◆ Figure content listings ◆
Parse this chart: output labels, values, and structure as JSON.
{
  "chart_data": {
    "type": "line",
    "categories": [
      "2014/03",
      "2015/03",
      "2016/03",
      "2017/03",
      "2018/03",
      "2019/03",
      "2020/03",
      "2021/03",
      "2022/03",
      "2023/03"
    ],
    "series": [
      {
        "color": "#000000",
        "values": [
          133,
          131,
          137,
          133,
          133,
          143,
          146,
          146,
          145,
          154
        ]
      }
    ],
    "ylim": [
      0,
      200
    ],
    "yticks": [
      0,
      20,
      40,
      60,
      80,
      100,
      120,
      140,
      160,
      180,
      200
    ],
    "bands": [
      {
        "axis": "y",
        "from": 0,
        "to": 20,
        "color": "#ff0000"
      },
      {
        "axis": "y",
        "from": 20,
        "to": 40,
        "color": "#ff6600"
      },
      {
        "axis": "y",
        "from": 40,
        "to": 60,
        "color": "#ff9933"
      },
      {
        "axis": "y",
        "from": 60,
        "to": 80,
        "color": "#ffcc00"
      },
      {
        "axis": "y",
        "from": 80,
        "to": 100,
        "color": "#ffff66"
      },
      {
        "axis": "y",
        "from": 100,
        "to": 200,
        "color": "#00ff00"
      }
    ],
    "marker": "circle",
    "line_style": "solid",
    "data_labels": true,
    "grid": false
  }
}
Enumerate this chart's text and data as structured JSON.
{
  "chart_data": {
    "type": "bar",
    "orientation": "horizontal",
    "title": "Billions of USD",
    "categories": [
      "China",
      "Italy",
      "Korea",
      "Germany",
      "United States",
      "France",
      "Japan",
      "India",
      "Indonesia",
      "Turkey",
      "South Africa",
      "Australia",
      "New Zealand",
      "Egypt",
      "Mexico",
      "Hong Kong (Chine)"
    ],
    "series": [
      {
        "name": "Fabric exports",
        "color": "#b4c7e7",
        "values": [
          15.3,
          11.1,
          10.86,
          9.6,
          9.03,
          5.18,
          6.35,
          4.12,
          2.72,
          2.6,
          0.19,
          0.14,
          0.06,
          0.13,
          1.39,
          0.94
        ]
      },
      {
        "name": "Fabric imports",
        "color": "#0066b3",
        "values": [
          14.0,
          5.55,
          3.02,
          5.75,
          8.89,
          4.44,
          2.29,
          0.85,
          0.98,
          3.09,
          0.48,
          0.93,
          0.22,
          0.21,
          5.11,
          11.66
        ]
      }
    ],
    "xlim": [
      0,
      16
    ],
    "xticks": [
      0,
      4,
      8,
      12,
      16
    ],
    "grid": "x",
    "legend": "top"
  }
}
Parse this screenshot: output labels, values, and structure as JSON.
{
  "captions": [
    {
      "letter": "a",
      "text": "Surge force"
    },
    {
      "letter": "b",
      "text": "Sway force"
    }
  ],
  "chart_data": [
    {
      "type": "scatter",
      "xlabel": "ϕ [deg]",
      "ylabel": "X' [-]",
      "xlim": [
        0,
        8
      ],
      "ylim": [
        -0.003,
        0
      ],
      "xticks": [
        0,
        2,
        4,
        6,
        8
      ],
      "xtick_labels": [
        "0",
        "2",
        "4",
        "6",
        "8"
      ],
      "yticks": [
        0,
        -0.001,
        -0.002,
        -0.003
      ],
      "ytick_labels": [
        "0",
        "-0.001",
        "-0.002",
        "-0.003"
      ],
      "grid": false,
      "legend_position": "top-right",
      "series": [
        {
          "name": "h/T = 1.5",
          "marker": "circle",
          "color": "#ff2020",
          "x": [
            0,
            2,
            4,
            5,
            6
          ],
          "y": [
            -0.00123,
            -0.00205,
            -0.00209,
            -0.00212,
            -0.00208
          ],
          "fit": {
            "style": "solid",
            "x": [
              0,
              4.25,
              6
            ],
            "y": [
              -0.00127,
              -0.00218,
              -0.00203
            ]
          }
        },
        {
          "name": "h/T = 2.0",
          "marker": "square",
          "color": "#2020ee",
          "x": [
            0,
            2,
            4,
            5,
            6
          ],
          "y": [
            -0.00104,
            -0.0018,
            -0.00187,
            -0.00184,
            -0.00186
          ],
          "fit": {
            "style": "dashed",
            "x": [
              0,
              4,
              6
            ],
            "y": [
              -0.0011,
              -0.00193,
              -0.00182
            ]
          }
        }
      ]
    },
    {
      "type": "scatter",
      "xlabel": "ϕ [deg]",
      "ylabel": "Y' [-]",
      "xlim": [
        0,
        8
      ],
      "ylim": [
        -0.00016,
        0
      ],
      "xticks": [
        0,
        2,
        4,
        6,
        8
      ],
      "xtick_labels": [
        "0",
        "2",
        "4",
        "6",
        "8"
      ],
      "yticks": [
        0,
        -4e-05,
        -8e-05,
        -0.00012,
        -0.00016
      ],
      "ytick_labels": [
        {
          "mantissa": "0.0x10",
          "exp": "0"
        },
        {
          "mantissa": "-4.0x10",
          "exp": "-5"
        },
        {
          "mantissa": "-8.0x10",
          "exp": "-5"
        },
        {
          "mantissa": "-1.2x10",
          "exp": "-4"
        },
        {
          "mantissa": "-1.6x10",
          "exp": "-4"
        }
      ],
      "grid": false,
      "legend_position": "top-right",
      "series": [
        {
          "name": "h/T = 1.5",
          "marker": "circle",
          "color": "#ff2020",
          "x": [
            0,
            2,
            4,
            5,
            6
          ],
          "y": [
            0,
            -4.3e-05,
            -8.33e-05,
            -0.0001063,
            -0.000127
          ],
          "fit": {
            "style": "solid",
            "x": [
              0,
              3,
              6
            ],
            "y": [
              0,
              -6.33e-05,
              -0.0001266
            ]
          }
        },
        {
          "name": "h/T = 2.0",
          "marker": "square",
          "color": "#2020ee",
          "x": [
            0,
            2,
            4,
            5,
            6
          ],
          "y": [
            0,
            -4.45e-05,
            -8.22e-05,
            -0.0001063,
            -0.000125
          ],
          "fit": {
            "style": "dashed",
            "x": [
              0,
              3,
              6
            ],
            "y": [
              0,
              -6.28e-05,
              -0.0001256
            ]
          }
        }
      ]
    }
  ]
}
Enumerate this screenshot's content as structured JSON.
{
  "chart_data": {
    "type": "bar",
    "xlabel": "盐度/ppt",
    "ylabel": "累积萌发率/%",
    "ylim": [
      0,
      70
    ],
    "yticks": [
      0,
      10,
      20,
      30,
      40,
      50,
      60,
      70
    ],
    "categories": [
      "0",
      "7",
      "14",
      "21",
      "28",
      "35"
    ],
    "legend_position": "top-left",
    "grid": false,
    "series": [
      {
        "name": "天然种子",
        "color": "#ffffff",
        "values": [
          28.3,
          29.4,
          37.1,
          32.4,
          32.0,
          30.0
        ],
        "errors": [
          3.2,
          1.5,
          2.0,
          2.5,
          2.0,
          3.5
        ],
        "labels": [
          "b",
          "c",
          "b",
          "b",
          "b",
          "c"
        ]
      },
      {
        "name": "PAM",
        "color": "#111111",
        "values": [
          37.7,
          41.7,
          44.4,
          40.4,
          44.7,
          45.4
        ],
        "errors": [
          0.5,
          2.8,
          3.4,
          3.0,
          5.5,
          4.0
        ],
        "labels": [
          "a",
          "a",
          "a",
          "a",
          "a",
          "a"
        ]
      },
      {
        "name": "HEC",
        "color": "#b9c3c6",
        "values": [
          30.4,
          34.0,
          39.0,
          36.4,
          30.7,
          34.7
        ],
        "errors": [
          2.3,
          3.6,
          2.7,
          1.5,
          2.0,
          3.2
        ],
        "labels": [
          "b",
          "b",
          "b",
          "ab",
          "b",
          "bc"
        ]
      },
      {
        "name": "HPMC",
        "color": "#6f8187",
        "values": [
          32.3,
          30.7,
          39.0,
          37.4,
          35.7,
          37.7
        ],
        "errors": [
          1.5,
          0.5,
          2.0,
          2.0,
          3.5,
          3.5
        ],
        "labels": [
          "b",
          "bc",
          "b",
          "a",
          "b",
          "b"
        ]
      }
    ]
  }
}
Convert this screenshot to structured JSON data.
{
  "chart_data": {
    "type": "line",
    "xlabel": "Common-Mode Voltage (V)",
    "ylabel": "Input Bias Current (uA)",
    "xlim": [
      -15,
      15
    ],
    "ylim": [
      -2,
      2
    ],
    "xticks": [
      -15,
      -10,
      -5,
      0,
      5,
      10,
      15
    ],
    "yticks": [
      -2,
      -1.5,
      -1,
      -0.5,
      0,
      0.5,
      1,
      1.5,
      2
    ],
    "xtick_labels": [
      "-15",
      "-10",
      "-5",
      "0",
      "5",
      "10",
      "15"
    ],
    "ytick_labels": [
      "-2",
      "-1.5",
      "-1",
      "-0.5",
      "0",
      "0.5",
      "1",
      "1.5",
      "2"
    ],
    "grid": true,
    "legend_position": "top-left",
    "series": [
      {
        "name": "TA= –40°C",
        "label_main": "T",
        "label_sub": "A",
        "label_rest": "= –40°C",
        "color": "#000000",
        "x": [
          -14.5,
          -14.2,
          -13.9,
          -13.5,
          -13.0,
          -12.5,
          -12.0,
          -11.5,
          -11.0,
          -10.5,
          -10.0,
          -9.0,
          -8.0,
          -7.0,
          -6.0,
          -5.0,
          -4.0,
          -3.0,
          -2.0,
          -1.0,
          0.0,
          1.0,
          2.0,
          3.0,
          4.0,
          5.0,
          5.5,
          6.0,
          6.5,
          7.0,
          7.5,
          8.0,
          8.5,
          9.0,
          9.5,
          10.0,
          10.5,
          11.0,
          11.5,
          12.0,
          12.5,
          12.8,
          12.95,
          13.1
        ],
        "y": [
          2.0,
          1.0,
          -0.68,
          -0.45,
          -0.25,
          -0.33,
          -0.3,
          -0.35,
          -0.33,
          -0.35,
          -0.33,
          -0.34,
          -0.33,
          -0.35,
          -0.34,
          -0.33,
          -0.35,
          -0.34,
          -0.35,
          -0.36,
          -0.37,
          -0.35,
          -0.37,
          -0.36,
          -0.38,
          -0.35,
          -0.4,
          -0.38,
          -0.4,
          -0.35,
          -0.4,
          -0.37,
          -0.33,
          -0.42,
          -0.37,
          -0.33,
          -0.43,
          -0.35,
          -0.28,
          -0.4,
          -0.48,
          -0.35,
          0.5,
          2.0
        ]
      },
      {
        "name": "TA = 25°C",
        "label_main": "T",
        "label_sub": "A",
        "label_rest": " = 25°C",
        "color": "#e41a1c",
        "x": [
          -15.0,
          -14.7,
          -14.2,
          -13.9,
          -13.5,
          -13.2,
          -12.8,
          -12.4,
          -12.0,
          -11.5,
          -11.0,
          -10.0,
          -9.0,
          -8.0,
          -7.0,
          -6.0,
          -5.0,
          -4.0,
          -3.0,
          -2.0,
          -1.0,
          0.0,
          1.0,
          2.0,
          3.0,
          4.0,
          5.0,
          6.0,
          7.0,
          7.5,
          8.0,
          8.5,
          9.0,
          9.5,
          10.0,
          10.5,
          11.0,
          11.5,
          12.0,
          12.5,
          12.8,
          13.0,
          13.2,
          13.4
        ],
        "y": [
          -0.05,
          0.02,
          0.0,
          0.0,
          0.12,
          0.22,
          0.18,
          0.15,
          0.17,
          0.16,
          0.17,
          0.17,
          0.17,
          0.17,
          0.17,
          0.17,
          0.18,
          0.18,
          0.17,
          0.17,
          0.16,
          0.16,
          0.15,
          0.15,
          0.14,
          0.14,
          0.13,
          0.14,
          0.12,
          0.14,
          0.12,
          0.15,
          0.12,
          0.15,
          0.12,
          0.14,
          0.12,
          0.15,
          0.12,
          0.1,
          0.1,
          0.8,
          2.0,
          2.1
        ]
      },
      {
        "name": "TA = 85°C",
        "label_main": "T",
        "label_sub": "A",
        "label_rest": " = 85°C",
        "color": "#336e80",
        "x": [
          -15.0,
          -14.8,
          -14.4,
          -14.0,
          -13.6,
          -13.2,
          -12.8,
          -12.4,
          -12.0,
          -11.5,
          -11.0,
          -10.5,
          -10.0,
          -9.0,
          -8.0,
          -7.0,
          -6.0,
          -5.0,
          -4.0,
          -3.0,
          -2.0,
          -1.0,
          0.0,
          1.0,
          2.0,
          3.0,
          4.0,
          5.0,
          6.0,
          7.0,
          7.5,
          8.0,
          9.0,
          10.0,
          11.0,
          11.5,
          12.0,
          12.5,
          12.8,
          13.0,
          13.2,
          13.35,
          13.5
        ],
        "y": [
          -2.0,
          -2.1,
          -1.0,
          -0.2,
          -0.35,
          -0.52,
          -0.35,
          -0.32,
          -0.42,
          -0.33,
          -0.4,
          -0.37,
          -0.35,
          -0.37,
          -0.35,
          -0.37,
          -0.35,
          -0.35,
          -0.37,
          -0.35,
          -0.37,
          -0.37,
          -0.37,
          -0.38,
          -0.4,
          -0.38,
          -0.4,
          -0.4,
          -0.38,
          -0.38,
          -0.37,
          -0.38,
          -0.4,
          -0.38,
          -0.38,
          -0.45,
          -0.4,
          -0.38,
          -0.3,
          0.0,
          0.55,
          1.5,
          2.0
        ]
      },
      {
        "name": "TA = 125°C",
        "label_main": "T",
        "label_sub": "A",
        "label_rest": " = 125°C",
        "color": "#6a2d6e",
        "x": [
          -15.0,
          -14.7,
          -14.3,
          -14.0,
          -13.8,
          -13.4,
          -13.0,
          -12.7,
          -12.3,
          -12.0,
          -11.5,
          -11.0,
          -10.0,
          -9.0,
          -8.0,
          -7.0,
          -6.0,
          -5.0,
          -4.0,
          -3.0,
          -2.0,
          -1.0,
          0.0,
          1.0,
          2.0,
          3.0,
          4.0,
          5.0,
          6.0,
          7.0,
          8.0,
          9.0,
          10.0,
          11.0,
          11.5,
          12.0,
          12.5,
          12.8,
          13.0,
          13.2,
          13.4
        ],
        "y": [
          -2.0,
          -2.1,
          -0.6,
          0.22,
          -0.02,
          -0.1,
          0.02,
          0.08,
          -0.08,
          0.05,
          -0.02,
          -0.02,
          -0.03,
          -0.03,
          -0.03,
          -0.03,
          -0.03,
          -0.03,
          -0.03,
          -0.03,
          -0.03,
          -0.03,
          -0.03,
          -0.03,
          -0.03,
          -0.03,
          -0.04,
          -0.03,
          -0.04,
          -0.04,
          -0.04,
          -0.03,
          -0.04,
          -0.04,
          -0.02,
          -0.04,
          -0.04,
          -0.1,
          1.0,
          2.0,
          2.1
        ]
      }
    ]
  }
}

◆ Challenge ◆
Search the records above for the string "ylabel". Copy every line that contains it.

◆ Task result ◆
      "ylabel": "X' [-]",
      "ylabel": "Y' [-]",
    "ylabel": "累积萌发率/%",
    "ylabel": "Input Bias Current (uA)",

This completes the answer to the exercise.